**TASK PROMPT**
Count the lines in the records below that contain the string "series", and reply with that number alone.
* * * *
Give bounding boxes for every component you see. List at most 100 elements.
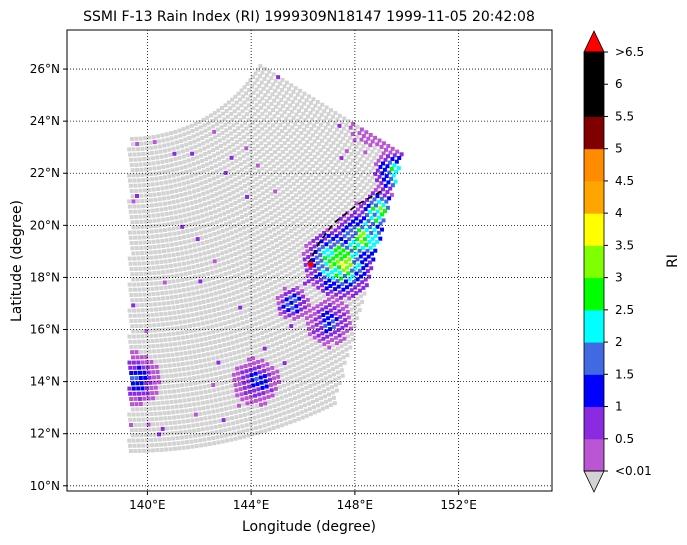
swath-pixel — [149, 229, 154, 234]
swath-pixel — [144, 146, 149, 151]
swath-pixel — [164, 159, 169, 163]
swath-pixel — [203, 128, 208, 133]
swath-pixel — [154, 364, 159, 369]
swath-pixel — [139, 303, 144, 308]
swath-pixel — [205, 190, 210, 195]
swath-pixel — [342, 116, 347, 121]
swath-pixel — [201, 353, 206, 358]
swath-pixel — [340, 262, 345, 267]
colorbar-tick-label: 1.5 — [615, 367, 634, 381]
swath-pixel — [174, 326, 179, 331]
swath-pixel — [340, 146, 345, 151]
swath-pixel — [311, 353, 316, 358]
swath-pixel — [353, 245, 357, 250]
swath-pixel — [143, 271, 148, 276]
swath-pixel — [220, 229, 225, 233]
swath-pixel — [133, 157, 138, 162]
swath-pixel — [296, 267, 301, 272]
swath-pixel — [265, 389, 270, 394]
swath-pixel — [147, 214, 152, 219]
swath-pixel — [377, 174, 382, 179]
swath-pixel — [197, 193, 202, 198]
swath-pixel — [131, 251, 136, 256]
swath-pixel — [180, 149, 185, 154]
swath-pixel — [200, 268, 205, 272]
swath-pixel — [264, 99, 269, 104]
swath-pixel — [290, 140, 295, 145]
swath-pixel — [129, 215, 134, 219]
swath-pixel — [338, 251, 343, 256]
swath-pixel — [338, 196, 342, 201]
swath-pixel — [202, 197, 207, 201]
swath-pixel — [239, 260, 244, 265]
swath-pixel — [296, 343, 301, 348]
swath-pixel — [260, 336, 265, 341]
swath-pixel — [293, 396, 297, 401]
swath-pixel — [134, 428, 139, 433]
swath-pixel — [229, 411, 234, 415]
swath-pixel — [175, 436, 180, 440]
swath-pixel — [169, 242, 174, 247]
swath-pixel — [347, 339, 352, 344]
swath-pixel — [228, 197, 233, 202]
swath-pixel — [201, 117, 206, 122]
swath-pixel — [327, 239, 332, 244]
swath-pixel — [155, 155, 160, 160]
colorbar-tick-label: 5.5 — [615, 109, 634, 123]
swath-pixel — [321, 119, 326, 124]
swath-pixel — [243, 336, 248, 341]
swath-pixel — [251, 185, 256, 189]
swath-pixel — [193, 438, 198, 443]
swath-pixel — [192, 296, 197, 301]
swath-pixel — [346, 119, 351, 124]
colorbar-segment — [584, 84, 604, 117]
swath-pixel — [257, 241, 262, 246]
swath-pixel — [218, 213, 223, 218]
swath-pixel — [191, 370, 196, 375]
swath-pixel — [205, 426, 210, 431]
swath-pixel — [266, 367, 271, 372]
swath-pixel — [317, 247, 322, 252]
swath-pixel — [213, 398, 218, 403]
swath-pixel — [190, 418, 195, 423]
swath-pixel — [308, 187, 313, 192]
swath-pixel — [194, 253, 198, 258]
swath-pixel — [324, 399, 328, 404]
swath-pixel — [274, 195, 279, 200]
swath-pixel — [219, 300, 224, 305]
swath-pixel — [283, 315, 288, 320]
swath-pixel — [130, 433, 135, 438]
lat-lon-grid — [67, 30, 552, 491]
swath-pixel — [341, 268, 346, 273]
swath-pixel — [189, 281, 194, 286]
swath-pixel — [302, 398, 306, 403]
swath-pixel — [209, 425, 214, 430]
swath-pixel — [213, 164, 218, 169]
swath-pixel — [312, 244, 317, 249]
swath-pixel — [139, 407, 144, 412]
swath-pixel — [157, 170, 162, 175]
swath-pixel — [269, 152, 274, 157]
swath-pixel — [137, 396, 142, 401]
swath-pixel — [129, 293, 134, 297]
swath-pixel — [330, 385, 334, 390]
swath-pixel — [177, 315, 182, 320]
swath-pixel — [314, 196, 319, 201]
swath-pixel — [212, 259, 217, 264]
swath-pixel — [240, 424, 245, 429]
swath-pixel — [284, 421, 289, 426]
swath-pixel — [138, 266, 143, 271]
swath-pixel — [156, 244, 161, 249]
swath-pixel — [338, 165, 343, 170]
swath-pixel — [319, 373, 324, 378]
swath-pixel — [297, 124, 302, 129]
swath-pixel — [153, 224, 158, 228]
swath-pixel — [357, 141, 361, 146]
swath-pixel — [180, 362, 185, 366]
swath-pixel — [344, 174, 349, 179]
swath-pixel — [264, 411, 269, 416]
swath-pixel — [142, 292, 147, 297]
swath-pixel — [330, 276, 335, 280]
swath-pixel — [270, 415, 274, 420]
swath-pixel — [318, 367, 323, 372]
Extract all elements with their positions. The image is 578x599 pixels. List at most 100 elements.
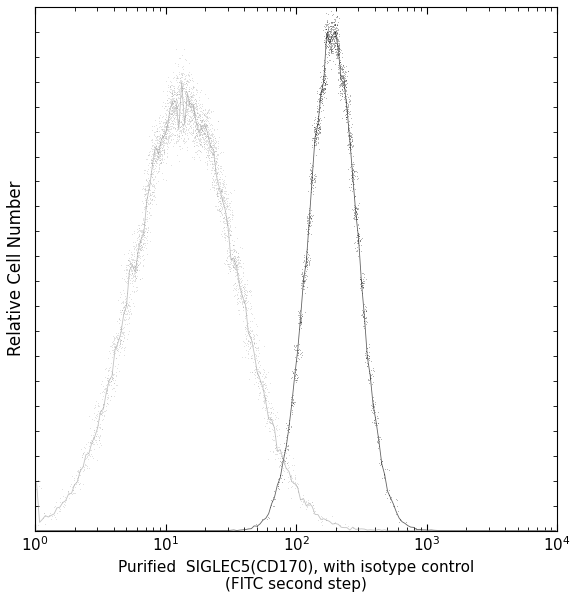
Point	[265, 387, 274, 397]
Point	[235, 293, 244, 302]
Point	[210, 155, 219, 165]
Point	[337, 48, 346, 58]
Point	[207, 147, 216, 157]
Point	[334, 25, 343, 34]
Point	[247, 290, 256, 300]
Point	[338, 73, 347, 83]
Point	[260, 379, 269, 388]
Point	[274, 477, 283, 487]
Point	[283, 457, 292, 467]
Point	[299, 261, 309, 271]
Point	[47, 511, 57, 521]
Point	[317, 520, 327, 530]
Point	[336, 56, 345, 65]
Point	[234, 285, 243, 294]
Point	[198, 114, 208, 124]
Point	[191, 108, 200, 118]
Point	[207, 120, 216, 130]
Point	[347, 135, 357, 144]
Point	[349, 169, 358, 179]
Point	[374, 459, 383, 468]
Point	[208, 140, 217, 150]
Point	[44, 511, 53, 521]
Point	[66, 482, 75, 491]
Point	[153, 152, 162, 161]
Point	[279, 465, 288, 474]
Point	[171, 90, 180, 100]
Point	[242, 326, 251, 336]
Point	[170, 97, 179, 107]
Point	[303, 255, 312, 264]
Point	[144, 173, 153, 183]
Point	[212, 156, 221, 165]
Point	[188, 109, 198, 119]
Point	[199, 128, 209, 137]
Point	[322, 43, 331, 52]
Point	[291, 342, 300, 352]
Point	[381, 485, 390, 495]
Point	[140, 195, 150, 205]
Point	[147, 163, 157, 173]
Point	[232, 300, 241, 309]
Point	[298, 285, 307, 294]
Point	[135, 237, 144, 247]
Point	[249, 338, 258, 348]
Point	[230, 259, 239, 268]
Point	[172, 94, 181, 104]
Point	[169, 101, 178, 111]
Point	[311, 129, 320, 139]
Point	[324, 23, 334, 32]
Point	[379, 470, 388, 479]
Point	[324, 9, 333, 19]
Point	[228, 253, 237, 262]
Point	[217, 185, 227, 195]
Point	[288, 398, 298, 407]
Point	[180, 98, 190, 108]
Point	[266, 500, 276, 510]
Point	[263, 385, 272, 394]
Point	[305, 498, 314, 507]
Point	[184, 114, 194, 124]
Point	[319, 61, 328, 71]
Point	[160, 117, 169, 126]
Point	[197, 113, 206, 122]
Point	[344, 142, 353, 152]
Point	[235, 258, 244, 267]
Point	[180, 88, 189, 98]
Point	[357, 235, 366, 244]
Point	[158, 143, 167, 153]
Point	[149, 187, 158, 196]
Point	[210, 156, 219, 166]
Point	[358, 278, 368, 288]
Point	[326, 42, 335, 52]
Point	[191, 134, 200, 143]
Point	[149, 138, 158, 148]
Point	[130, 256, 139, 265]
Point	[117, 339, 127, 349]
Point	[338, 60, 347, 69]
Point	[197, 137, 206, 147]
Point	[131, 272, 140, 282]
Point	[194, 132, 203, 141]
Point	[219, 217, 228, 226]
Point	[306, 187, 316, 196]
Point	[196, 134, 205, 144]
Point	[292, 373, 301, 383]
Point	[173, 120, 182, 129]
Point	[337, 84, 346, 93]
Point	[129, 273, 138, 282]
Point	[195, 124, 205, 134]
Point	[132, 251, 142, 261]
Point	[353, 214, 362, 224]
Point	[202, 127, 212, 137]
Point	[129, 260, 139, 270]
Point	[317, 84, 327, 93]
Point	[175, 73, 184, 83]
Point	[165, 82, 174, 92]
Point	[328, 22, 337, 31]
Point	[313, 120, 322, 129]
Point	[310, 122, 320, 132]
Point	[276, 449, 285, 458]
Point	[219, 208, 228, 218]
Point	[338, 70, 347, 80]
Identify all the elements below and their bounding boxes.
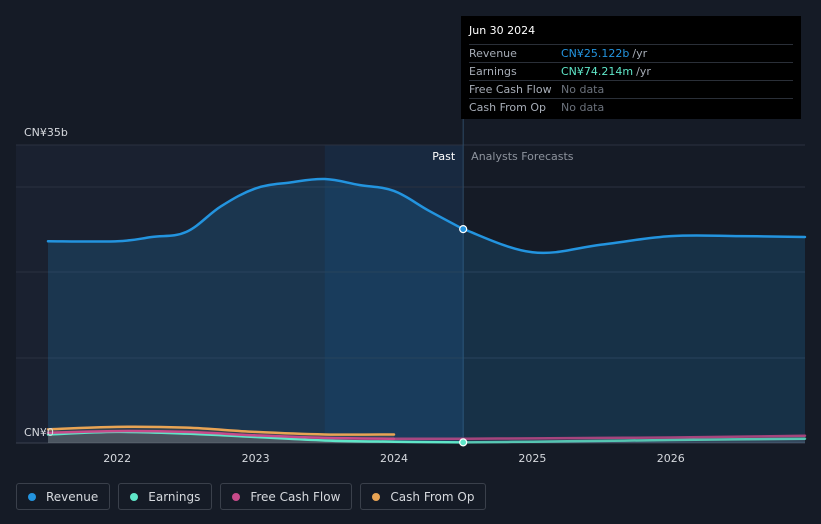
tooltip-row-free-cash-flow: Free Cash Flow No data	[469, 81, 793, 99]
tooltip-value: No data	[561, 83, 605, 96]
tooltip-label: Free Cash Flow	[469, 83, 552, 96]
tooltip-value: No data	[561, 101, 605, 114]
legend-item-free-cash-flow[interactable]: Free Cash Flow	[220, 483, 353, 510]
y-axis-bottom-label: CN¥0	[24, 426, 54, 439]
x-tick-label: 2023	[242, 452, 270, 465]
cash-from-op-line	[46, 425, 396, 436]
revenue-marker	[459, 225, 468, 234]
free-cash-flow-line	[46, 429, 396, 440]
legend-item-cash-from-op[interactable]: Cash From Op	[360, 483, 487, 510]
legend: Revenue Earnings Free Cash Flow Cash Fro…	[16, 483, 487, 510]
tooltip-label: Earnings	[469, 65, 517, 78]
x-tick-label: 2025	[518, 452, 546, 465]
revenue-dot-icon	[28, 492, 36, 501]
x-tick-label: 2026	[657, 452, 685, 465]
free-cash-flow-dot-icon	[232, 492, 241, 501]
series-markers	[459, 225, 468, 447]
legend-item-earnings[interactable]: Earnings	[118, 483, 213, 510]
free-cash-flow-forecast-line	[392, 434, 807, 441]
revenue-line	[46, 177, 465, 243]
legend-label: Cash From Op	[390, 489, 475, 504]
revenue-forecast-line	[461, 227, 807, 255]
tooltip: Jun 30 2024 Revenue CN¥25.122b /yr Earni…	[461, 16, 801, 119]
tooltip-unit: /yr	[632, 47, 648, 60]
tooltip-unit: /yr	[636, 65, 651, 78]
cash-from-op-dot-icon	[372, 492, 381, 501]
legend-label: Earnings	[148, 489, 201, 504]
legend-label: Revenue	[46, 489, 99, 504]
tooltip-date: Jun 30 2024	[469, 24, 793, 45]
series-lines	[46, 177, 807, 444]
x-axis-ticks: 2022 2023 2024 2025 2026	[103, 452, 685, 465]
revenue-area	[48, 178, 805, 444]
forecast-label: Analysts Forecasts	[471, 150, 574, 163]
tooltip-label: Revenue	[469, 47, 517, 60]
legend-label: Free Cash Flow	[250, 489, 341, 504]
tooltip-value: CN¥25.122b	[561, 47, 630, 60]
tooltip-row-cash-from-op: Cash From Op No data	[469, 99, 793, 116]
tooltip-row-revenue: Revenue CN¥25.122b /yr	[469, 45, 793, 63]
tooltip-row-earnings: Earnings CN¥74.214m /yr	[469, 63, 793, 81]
* * * *
**WORKED ANSWER**
2